═════ MATERIAL PROVIDED ═════

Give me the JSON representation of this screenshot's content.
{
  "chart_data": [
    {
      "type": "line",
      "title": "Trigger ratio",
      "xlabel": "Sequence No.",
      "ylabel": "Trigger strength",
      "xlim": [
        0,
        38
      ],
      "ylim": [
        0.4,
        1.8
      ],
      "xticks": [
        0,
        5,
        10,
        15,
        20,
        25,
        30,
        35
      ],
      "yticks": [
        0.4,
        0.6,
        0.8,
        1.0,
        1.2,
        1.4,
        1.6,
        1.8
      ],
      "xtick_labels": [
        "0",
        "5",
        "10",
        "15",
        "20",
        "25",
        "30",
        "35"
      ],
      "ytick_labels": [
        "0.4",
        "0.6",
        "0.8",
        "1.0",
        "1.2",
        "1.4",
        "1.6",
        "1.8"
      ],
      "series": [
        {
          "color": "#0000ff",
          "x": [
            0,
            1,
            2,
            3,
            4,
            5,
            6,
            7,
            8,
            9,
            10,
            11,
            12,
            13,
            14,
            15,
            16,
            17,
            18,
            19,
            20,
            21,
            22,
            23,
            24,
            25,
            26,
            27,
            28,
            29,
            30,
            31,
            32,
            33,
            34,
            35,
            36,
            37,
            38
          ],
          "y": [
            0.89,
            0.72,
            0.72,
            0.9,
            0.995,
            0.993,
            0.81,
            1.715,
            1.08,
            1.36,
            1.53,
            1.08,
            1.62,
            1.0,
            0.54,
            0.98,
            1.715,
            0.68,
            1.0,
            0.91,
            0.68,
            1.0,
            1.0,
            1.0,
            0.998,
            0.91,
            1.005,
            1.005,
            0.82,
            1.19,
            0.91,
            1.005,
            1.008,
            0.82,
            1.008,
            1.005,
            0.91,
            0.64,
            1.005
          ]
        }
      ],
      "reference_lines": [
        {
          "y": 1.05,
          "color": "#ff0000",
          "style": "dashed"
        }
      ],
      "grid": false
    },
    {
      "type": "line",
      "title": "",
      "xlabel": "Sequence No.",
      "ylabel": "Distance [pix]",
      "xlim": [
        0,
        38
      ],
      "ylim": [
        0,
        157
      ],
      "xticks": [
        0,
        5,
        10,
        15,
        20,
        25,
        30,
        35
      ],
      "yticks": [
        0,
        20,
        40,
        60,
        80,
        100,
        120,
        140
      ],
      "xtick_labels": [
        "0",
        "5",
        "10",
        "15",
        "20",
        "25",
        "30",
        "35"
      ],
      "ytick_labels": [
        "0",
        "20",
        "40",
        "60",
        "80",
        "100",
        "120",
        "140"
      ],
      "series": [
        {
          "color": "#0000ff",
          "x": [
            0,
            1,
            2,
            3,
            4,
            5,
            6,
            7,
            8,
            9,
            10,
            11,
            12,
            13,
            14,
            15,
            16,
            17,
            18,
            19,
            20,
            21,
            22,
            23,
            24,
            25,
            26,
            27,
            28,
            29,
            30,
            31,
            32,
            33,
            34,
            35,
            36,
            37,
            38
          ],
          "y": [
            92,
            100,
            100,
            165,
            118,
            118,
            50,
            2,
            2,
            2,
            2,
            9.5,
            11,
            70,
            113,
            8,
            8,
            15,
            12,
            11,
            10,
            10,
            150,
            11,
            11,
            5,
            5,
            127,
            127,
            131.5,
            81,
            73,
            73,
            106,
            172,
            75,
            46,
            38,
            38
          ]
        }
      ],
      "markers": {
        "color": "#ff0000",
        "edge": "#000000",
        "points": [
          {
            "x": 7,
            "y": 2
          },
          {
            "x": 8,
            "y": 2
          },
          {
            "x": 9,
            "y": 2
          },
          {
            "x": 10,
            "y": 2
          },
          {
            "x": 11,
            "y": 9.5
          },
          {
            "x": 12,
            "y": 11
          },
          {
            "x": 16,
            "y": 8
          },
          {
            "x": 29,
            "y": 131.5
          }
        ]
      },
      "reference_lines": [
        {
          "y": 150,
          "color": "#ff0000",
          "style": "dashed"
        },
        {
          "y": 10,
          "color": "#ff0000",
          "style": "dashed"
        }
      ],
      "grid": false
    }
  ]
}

═════
═════ MATERIAL PROVIDED ═════

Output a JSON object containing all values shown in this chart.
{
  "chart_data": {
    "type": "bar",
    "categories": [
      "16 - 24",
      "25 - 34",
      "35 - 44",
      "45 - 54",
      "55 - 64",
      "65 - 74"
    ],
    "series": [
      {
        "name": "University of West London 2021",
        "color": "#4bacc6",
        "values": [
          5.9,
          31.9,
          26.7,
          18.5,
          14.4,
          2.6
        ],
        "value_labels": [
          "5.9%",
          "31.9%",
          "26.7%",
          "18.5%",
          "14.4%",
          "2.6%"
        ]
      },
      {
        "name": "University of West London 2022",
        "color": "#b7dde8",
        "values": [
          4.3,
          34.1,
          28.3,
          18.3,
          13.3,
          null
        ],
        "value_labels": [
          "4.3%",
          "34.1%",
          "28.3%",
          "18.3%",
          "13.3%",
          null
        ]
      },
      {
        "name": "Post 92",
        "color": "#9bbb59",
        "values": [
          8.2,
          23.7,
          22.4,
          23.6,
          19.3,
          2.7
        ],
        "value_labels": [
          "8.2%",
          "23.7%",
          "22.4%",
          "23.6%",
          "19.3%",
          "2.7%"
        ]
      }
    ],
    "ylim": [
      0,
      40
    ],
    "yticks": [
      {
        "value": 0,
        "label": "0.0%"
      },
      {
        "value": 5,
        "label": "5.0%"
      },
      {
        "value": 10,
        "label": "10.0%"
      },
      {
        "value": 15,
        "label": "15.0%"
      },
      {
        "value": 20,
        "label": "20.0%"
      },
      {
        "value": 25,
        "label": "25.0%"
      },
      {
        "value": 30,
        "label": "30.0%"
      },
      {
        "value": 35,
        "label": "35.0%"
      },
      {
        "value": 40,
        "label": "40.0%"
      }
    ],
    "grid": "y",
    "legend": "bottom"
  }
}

═════
═════ MATERIAL PROVIDED ═════

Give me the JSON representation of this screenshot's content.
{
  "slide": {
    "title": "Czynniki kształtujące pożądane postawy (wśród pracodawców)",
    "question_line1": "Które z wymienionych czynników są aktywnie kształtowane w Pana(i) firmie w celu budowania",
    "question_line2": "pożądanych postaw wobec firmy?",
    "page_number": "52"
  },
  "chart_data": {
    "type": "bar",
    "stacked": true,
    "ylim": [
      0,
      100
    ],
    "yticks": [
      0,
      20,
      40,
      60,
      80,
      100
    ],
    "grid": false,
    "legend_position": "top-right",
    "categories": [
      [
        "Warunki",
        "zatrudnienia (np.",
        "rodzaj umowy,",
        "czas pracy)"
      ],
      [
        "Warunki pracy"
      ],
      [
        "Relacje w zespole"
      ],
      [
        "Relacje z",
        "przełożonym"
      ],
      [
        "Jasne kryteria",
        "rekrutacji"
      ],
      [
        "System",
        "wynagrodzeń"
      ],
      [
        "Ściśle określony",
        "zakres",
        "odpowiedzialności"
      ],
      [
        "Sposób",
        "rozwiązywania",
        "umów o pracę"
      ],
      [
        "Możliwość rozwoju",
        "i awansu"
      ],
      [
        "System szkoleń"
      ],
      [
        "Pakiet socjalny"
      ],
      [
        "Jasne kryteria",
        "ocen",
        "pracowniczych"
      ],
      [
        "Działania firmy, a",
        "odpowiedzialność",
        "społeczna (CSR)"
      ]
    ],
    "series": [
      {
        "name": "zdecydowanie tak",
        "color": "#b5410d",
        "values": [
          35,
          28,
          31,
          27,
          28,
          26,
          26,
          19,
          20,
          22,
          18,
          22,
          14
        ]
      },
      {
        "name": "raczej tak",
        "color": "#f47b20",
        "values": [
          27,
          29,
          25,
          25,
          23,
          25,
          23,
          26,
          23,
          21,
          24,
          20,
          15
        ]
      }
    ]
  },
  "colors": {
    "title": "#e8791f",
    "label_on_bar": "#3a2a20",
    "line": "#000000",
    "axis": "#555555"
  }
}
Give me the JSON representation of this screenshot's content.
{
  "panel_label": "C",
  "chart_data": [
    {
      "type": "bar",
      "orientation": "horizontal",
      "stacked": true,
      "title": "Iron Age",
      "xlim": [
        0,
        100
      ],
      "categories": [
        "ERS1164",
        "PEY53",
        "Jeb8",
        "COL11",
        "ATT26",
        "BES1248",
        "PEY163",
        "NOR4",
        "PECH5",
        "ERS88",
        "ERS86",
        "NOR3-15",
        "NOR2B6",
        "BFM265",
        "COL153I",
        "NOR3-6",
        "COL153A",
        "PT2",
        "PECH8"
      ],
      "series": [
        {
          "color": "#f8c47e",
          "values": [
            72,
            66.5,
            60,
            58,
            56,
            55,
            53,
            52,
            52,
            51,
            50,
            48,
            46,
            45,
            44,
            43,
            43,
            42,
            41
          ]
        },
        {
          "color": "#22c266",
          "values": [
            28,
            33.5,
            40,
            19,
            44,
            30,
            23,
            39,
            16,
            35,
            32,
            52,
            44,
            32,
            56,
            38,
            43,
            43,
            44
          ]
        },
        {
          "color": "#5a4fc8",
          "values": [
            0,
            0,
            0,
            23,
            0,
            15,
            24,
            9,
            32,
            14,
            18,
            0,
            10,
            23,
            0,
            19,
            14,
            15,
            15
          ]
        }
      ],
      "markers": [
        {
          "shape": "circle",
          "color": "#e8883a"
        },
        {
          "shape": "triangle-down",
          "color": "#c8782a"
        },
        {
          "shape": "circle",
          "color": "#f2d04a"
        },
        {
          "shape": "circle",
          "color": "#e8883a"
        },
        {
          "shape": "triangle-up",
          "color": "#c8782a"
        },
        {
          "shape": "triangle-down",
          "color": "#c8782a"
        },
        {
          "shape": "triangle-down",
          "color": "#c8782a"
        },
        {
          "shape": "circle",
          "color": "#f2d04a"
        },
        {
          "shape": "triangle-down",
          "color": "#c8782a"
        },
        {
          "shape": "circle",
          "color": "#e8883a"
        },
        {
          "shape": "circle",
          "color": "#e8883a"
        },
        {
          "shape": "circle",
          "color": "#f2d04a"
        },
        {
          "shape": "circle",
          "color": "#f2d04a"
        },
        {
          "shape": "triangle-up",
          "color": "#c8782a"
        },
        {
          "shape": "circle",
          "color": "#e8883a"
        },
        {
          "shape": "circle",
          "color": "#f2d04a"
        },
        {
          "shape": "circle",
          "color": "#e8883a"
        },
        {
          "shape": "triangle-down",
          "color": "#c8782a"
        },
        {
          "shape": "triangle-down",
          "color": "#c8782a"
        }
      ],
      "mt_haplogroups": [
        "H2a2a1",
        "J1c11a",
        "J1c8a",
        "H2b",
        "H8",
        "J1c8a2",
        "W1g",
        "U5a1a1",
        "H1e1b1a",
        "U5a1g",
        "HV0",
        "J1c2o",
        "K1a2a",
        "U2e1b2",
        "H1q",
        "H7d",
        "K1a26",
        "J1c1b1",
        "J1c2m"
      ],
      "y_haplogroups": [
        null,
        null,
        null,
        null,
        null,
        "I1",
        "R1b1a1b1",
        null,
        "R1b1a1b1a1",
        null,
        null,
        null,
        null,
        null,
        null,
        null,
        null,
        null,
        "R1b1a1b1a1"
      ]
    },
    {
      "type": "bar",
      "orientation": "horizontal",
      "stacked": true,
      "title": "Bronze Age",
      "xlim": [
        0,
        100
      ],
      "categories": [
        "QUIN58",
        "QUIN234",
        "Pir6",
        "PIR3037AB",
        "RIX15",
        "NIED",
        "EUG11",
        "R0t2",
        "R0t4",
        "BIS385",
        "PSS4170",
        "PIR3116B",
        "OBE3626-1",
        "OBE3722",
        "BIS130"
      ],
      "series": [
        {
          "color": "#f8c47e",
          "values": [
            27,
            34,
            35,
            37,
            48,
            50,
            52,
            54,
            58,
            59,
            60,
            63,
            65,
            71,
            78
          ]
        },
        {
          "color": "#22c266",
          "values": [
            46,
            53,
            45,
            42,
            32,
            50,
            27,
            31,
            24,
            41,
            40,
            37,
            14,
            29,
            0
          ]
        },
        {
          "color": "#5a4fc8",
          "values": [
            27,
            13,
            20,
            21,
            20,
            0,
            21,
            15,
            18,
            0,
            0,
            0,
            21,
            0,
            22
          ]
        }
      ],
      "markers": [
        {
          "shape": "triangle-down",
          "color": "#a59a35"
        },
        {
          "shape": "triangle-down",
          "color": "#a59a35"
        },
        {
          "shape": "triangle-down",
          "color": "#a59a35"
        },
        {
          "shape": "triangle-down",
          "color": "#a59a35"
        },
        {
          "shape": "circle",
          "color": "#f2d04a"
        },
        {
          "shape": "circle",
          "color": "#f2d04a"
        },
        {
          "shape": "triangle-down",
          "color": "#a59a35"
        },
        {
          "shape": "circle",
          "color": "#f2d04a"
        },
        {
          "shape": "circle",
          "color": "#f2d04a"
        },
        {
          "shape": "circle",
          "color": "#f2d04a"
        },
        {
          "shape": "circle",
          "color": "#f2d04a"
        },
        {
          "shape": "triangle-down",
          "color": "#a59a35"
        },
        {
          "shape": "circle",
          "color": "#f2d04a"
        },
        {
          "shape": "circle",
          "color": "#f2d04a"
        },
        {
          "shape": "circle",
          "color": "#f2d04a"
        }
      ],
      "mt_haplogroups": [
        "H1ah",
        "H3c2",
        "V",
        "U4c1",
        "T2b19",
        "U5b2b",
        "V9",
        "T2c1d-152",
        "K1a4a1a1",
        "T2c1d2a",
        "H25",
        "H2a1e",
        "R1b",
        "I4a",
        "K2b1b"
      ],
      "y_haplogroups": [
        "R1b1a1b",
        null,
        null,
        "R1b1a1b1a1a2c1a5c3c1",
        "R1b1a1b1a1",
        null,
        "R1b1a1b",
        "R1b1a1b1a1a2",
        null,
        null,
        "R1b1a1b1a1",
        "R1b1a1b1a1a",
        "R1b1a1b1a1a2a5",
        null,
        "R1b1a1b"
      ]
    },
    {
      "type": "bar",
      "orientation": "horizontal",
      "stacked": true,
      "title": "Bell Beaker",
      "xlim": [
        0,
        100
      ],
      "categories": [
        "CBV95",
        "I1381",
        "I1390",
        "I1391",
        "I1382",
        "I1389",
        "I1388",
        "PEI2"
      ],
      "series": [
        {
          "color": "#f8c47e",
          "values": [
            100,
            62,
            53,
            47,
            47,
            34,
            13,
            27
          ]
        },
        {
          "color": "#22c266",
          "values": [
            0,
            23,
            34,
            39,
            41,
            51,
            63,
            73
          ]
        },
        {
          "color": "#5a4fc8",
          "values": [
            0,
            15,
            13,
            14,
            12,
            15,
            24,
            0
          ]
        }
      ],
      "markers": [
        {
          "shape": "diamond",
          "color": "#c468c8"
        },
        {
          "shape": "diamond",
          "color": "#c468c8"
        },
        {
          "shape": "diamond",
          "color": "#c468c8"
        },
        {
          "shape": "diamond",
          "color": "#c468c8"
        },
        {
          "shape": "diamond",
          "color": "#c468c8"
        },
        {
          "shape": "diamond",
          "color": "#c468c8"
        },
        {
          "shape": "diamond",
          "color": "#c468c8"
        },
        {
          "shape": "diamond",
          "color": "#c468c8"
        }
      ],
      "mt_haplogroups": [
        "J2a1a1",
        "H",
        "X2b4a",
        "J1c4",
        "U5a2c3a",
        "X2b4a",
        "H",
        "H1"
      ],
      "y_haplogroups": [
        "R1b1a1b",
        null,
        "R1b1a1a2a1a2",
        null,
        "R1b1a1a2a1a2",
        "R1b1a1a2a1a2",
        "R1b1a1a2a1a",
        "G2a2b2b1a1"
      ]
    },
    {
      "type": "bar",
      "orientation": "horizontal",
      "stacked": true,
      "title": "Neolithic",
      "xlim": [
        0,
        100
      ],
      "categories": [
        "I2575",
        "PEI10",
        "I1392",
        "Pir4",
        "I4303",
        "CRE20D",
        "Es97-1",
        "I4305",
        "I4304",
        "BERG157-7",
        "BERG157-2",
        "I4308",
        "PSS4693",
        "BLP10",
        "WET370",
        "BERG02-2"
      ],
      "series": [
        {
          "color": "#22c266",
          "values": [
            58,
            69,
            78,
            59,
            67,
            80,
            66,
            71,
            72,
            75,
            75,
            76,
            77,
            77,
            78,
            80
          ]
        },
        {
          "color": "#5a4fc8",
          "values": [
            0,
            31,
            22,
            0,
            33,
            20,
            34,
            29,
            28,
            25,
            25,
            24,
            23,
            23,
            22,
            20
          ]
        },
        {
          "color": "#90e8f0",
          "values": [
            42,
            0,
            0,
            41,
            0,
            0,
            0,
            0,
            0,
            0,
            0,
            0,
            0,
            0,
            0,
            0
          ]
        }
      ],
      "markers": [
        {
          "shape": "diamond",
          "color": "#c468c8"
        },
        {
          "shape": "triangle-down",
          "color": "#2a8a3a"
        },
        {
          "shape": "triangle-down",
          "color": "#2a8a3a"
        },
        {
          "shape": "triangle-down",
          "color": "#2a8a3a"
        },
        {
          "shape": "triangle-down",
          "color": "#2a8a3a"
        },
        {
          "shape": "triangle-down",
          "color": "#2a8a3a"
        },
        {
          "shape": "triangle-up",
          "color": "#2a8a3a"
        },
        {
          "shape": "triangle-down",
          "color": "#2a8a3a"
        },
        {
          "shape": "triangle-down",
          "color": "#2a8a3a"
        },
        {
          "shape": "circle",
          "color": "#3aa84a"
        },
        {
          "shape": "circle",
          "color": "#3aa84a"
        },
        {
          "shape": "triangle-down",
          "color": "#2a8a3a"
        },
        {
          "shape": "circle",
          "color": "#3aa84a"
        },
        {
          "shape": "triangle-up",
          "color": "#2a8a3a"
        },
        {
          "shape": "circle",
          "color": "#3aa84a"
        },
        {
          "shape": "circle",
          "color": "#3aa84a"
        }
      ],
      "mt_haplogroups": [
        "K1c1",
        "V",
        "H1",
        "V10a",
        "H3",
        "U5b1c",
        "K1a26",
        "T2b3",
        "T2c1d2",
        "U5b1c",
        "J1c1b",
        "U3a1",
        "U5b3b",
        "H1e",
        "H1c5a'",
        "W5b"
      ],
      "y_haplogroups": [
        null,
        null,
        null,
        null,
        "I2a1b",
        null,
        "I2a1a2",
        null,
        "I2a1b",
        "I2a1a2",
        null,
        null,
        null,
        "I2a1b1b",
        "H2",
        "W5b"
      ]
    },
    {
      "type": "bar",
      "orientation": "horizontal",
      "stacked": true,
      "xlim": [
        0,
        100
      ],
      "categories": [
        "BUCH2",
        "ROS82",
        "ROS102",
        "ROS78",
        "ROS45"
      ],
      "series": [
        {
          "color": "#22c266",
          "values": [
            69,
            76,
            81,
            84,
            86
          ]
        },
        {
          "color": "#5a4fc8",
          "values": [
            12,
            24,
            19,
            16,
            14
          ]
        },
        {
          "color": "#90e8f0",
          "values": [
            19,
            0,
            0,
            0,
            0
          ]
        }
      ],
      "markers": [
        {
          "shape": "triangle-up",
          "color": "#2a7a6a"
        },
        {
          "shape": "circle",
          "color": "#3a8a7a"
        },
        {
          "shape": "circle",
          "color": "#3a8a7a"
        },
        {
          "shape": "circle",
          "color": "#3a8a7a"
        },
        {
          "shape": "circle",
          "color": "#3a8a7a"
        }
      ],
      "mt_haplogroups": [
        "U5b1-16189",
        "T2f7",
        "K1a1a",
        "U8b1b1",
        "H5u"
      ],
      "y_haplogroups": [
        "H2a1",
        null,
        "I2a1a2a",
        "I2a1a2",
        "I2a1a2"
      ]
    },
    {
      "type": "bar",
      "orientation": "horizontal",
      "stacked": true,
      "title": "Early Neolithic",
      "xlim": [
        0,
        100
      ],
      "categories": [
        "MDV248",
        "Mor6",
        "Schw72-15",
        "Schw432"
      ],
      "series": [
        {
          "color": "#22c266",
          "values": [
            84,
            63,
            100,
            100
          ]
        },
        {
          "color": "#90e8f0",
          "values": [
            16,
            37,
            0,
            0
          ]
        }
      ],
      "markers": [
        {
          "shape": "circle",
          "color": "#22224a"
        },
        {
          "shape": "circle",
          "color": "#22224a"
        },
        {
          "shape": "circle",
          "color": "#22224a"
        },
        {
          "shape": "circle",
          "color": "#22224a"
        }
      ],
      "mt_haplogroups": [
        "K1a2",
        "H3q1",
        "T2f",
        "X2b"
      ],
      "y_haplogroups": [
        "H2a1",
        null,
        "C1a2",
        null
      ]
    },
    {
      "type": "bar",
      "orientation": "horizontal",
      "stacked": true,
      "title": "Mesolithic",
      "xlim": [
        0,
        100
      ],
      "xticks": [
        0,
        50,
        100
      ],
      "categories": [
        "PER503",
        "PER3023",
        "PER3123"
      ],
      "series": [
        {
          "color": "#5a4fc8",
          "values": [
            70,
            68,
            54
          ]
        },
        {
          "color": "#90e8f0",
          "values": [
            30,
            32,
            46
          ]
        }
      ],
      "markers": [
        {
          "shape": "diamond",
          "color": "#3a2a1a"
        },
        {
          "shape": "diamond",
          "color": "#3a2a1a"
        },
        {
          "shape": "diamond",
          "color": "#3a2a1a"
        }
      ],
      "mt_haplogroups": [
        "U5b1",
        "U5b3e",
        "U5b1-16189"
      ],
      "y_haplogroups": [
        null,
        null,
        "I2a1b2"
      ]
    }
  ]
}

═════

• GIVEN INSTRUCTION: Sift through the entries and copy every line with "Neolithic".

• ANSWER:
      "title": "Neolithic",
      "title": "Early Neolithic",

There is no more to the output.